──────── DATA RECORDS
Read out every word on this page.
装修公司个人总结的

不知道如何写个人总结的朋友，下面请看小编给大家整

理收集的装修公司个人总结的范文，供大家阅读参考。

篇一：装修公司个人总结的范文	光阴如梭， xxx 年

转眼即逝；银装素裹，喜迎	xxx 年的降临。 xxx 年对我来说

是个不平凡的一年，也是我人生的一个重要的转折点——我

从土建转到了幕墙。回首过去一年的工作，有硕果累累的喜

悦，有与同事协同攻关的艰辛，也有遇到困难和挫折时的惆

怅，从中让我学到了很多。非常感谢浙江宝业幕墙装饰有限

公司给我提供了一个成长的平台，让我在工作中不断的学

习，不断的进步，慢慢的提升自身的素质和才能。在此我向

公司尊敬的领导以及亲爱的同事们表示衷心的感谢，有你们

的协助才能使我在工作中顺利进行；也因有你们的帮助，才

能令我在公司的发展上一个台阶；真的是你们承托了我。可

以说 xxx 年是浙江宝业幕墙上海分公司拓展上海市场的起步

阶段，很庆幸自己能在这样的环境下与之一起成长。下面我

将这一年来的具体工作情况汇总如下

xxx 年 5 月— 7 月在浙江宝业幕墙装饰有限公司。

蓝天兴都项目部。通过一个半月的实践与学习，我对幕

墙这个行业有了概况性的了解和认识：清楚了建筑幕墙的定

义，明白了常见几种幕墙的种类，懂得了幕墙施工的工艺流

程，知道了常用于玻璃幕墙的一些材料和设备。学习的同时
────────────────
**WHAT TO PRODUCE:** Write out all the lines again, exactly as they are.

**EXERCISE ANSWER:**
Read out every word on this page.
装修公司个人总结的

不知道如何写个人总结的朋友，下面请看小编给大家整

理收集的装修公司个人总结的范文，供大家阅读参考。

篇一：装修公司个人总结的范文	光阴如梭， xxx 年

转眼即逝；银装素裹，喜迎	xxx 年的降临。 xxx 年对我来说

是个不平凡的一年，也是我人生的一个重要的转折点——我

从土建转到了幕墙。回首过去一年的工作，有硕果累累的喜

悦，有与同事协同攻关的艰辛，也有遇到困难和挫折时的惆

怅，从中让我学到了很多。非常感谢浙江宝业幕墙装饰有限

公司给我提供了一个成长的平台，让我在工作中不断的学

习，不断的进步，慢慢的提升自身的素质和才能。在此我向

公司尊敬的领导以及亲爱的同事们表示衷心的感谢，有你们

的协助才能使我在工作中顺利进行；也因有你们的帮助，才

能令我在公司的发展上一个台阶；真的是你们承托了我。可

以说 xxx 年是浙江宝业幕墙上海分公司拓展上海市场的起步

阶段，很庆幸自己能在这样的环境下与之一起成长。下面我

将这一年来的具体工作情况汇总如下

xxx 年 5 月— 7 月在浙江宝业幕墙装饰有限公司。

蓝天兴都项目部。通过一个半月的实践与学习，我对幕

墙这个行业有了概况性的了解和认识：清楚了建筑幕墙的定

义，明白了常见几种幕墙的种类，懂得了幕墙施工的工艺流

程，知道了常用于玻璃幕墙的一些材料和设备。学习的同时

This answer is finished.